▶ [AIM]:
Take the entries below and print all of them exactly, please.

::: EXCERPTED RECORDS :::

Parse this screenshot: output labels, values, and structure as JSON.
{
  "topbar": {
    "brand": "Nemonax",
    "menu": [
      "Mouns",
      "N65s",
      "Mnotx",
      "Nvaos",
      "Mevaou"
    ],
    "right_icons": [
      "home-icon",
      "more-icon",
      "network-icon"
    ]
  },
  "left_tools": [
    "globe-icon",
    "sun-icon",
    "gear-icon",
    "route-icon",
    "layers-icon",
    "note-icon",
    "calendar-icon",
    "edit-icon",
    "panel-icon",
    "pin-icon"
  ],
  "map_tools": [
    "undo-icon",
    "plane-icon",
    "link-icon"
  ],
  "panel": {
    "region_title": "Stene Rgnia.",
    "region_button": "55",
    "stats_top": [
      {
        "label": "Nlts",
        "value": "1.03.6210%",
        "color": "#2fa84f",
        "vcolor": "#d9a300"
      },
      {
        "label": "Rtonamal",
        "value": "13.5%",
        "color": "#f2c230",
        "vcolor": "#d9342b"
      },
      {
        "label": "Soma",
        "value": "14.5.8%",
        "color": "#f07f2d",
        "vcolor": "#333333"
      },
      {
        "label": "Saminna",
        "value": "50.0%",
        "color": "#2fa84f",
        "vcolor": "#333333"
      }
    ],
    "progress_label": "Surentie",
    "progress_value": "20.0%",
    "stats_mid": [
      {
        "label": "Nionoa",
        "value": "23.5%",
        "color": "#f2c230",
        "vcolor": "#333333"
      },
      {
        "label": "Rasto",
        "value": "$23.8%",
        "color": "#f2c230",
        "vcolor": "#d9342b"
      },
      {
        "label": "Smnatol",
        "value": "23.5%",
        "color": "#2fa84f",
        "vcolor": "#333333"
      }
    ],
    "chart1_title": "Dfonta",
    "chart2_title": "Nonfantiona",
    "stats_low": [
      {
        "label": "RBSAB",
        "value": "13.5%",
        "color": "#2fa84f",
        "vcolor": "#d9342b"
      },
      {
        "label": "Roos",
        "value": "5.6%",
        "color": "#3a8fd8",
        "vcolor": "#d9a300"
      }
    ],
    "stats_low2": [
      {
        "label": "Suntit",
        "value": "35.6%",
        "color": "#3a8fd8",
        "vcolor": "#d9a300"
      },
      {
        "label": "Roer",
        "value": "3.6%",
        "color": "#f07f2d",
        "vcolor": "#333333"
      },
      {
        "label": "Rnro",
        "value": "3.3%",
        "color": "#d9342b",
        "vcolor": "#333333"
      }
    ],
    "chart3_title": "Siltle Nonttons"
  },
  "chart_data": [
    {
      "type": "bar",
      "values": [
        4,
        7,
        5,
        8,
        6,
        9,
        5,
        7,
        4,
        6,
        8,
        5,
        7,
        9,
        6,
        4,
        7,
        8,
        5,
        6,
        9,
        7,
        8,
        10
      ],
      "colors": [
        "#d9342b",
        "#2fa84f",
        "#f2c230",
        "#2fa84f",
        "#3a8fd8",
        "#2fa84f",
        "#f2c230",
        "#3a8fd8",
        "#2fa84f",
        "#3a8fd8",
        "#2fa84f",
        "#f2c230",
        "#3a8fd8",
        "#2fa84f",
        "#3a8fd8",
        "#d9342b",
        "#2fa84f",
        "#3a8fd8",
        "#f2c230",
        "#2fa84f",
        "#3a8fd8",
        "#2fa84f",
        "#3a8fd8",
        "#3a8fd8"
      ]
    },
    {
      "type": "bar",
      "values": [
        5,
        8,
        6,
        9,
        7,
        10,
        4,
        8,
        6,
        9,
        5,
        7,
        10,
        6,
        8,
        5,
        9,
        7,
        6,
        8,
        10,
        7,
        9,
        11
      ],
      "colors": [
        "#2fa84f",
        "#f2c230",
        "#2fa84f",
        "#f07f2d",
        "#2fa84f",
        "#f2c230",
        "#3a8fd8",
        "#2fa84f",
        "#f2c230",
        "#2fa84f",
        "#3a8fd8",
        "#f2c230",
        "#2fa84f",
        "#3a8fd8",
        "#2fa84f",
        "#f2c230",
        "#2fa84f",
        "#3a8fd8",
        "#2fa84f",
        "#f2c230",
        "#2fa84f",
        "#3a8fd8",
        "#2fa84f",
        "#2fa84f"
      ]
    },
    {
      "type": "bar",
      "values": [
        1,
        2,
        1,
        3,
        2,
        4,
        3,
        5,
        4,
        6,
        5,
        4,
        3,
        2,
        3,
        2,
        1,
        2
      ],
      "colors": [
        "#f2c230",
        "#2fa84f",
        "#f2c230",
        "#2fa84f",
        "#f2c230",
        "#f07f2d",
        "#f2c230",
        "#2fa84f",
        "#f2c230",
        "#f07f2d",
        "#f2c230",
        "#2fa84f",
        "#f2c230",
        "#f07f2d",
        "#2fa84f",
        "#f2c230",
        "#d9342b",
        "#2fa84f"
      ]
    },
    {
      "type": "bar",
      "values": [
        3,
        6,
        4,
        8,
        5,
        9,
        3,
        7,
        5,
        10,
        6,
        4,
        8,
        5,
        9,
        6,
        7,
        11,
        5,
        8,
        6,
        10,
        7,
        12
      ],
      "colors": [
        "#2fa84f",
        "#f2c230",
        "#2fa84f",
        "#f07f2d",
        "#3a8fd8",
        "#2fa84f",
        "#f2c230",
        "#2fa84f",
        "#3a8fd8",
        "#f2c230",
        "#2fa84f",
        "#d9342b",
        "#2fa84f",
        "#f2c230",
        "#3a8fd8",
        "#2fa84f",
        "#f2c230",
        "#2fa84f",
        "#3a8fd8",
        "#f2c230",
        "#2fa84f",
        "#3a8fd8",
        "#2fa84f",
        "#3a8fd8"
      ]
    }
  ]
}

:::

▶ [WRITTEN RESPONSE]:
Parse this screenshot: output labels, values, and structure as JSON.
{
  "topbar": {
    "brand": "Nemonax",
    "menu": [
      "Mouns",
      "N65s",
      "Mnotx",
      "Nvaos",
      "Mevaou"
    ],
    "right_icons": [
      "home-icon",
      "more-icon",
      "network-icon"
    ]
  },
  "left_tools": [
    "globe-icon",
    "sun-icon",
    "gear-icon",
    "route-icon",
    "layers-icon",
    "note-icon",
    "calendar-icon",
    "edit-icon",
    "panel-icon",
    "pin-icon"
  ],
  "map_tools": [
    "undo-icon",
    "plane-icon",
    "link-icon"
  ],
  "panel": {
    "region_title": "Stene Rgnia.",
    "region_button": "55",
    "stats_top": [
      {
        "label": "Nlts",
        "value": "1.03.6210%",
        "color": "#2fa84f",
        "vcolor": "#d9a300"
      },
      {
        "label": "Rtonamal",
        "value": "13.5%",
        "color": "#f2c230",
        "vcolor": "#d9342b"
      },
      {
        "label": "Soma",
        "value": "14.5.8%",
        "color": "#f07f2d",
        "vcolor": "#333333"
      },
      {
        "label": "Saminna",
        "value": "50.0%",
        "color": "#2fa84f",
        "vcolor": "#333333"
      }
    ],
    "progress_label": "Surentie",
    "progress_value": "20.0%",
    "stats_mid": [
      {
        "label": "Nionoa",
        "value": "23.5%",
        "color": "#f2c230",
        "vcolor": "#333333"
      },
      {
        "label": "Rasto",
        "value": "$23.8%",
        "color": "#f2c230",
        "vcolor": "#d9342b"
      },
      {
        "label": "Smnatol",
        "value": "23.5%",
        "color": "#2fa84f",
        "vcolor": "#333333"
      }
    ],
    "chart1_title": "Dfonta",
    "chart2_title": "Nonfantiona",
    "stats_low": [
      {
        "label": "RBSAB",
        "value": "13.5%",
        "color": "#2fa84f",
        "vcolor": "#d9342b"
      },
      {
        "label": "Roos",
        "value": "5.6%",
        "color": "#3a8fd8",
        "vcolor": "#d9a300"
      }
    ],
    "stats_low2": [
      {
        "label": "Suntit",
        "value": "35.6%",
        "color": "#3a8fd8",
        "vcolor": "#d9a300"
      },
      {
        "label": "Roer",
        "value": "3.6%",
        "color": "#f07f2d",
        "vcolor": "#333333"
      },
      {
        "label": "Rnro",
        "value": "3.3%",
        "color": "#d9342b",
        "vcolor": "#333333"
      }
    ],
    "chart3_title": "Siltle Nonttons"
  },
  "chart_data": [
    {
      "type": "bar",
      "values": [
        4,
        7,
        5,
        8,
        6,
        9,
        5,
        7,
        4,
        6,
        8,
        5,
        7,
        9,
        6,
        4,
        7,
        8,
        5,
        6,
        9,
        7,
        8,
        10
      ],
      "colors": [
        "#d9342b",
        "#2fa84f",
        "#f2c230",
        "#2fa84f",
        "#3a8fd8",
        "#2fa84f",
        "#f2c230",
        "#3a8fd8",
        "#2fa84f",
        "#3a8fd8",
        "#2fa84f",
        "#f2c230",
        "#3a8fd8",
        "#2fa84f",
        "#3a8fd8",
        "#d9342b",
        "#2fa84f",
        "#3a8fd8",
        "#f2c230",
        "#2fa84f",
        "#3a8fd8",
        "#2fa84f",
        "#3a8fd8",
        "#3a8fd8"
      ]
    },
    {
      "type": "bar",
      "values": [
        5,
        8,
        6,
        9,
        7,
        10,
        4,
        8,
        6,
        9,
        5,
        7,
        10,
        6,
        8,
        5,
        9,
        7,
        6,
        8,
        10,
        7,
        9,
        11
      ],
      "colors": [
        "#2fa84f",
        "#f2c230",
        "#2fa84f",
        "#f07f2d",
        "#2fa84f",
        "#f2c230",
        "#3a8fd8",
        "#2fa84f",
        "#f2c230",
        "#2fa84f",
        "#3a8fd8",
        "#f2c230",
        "#2fa84f",
        "#3a8fd8",
        "#2fa84f",
        "#f2c230",
        "#2fa84f",
        "#3a8fd8",
        "#2fa84f",
        "#f2c230",
        "#2fa84f",
        "#3a8fd8",
        "#2fa84f",
        "#2fa84f"
      ]
    },
    {
      "type": "bar",
      "values": [
        1,
        2,
        1,
        3,
        2,
        4,
        3,
        5,
        4,
        6,
        5,
        4,
        3,
        2,
        3,
        2,
        1,
        2
      ],
      "colors": [
        "#f2c230",
        "#2fa84f",
        "#f2c230",
        "#2fa84f",
        "#f2c230",
        "#f07f2d",
        "#f2c230",
        "#2fa84f",
        "#f2c230",
        "#f07f2d",
        "#f2c230",
        "#2fa84f",
        "#f2c230",
        "#f07f2d",
        "#2fa84f",
        "#f2c230",
        "#d9342b",
        "#2fa84f"
      ]
    },
    {
      "type": "bar",
      "values": [
        3,
        6,
        4,
        8,
        5,
        9,
        3,
        7,
        5,
        10,
        6,
        4,
        8,
        5,
        9,
        6,
        7,
        11,
        5,
        8,
        6,
        10,
        7,
        12
      ],
      "colors": [
        "#2fa84f",
        "#f2c230",
        "#2fa84f",
        "#f07f2d",
        "#3a8fd8",
        "#2fa84f",
        "#f2c230",
        "#2fa84f",
        "#3a8fd8",
        "#f2c230",
        "#2fa84f",
        "#d9342b",
        "#2fa84f",
        "#f2c230",
        "#3a8fd8",
        "#2fa84f",
        "#f2c230",
        "#2fa84f",
        "#3a8fd8",
        "#f2c230",
        "#2fa84f",
        "#3a8fd8",
        "#2fa84f",
        "#3a8fd8"
      ]
    }
  ]
}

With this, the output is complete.